# [Short problem]
In the entries that follow, how many lines hold the string "chefe"? Give only that number.

--- Begin ---

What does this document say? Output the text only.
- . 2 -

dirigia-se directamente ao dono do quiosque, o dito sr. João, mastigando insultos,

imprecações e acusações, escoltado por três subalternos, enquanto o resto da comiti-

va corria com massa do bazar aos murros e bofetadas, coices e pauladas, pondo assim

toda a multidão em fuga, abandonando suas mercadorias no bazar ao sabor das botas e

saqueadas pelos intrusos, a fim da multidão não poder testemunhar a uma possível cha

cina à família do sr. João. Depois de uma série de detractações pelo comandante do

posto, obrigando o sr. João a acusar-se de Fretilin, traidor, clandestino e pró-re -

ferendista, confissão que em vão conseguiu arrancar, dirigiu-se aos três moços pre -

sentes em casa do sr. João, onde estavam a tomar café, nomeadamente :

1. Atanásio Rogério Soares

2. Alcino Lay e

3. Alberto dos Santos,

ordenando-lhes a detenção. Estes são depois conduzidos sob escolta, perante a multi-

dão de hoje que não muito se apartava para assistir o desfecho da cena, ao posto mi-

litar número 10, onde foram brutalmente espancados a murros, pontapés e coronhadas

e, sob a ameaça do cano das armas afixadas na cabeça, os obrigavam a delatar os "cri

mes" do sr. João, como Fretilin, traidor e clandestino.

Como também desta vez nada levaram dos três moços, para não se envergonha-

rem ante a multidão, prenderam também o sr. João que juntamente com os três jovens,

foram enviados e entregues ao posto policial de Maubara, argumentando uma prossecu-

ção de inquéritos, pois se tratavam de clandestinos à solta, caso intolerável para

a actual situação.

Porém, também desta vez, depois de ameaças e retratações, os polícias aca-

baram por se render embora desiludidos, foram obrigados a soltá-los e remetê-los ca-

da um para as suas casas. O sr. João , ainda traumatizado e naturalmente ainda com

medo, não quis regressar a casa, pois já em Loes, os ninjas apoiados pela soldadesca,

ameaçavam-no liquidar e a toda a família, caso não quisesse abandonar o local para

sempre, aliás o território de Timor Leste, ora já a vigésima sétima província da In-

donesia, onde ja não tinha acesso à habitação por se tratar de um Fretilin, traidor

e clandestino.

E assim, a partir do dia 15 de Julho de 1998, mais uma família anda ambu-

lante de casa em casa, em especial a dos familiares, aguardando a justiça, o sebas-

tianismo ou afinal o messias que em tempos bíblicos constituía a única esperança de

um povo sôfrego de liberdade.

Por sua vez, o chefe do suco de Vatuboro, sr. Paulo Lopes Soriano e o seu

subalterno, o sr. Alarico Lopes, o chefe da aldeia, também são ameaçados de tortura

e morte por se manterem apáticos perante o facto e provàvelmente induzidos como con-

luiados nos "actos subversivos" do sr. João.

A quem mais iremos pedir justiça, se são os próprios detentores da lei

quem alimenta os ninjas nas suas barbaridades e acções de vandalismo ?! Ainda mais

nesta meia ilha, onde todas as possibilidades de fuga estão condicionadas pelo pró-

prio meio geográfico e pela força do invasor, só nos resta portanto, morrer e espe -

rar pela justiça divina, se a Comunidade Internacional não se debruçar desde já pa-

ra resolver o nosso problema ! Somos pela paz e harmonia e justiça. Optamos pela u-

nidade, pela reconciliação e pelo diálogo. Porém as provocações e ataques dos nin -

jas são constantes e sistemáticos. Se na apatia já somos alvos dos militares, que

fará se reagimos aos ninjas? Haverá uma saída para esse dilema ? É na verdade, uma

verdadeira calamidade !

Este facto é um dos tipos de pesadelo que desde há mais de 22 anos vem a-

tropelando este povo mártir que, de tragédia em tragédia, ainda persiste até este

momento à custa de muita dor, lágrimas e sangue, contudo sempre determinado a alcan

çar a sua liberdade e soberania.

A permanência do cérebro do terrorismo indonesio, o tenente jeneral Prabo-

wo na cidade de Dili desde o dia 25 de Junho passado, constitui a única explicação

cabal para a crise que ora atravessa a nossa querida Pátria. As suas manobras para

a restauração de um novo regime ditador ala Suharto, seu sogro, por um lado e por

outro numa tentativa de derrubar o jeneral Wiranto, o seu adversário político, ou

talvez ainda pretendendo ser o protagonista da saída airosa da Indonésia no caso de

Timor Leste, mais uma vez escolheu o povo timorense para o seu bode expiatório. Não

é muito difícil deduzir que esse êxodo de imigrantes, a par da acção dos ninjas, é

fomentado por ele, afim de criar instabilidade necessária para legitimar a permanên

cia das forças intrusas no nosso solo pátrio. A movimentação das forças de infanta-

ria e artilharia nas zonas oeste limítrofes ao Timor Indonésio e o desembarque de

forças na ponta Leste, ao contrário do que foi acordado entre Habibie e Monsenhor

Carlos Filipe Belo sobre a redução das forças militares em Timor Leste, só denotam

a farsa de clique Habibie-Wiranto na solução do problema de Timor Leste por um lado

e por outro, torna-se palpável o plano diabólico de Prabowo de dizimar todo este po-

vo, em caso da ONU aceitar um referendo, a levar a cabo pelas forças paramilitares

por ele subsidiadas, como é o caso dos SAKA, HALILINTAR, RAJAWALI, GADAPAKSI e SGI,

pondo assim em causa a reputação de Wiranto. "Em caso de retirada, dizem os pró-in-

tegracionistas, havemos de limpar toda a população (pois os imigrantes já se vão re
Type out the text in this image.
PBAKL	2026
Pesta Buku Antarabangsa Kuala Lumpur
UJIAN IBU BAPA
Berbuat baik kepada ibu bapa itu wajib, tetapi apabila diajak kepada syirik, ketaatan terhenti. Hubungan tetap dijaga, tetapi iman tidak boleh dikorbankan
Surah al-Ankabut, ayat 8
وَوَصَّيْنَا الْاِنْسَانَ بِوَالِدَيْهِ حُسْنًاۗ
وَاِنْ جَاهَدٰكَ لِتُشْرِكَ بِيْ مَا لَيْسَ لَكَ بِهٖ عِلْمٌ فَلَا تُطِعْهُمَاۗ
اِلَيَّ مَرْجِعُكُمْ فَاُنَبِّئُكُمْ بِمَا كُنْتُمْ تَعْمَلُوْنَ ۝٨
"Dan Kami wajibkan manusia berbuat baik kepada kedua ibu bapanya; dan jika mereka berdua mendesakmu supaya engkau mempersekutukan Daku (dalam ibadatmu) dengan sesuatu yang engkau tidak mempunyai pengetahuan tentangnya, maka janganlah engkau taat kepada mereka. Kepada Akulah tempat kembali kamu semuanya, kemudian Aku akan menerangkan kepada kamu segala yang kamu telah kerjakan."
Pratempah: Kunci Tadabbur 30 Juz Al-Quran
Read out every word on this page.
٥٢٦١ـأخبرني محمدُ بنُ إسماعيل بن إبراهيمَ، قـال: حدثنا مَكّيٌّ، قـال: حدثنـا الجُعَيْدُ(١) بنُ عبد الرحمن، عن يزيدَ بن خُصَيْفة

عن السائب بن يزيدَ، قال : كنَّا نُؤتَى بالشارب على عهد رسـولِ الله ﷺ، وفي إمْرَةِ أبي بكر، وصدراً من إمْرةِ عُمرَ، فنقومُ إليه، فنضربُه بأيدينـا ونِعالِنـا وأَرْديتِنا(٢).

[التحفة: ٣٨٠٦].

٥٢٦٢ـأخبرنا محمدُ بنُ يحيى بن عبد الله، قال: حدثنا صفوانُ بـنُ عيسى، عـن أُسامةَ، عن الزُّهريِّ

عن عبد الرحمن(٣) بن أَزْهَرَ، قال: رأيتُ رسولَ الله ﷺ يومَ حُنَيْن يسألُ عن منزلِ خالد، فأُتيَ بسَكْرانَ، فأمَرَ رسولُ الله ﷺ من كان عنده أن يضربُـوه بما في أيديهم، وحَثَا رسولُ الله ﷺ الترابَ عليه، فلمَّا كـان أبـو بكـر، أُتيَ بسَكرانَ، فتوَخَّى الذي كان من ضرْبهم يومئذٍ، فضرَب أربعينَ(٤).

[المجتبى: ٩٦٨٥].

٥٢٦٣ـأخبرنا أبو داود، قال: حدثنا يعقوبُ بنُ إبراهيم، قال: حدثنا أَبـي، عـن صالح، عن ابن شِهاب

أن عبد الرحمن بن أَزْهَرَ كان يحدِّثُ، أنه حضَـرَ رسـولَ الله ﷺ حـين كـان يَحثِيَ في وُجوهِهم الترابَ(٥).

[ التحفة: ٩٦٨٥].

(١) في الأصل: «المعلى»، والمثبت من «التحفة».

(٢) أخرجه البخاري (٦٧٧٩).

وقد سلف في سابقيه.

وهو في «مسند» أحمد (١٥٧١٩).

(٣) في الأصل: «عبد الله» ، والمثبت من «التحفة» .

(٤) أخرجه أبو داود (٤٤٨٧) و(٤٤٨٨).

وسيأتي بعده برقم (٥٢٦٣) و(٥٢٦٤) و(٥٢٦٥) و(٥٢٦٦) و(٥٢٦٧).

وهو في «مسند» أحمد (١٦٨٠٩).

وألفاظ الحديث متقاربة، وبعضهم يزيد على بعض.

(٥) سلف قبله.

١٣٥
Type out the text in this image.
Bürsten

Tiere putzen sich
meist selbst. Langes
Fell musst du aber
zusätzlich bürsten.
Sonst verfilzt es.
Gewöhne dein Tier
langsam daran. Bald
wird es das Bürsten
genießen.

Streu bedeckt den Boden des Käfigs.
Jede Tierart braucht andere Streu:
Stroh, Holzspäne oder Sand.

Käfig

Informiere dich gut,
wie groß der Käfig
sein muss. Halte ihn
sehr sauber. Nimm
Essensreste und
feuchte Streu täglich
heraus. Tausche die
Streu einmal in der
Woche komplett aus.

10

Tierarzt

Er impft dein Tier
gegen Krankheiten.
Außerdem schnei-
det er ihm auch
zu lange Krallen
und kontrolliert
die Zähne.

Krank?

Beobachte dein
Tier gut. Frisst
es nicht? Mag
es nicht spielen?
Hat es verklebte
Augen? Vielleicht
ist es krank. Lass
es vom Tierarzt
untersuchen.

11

--- End ---

# [Solution for this problem]
2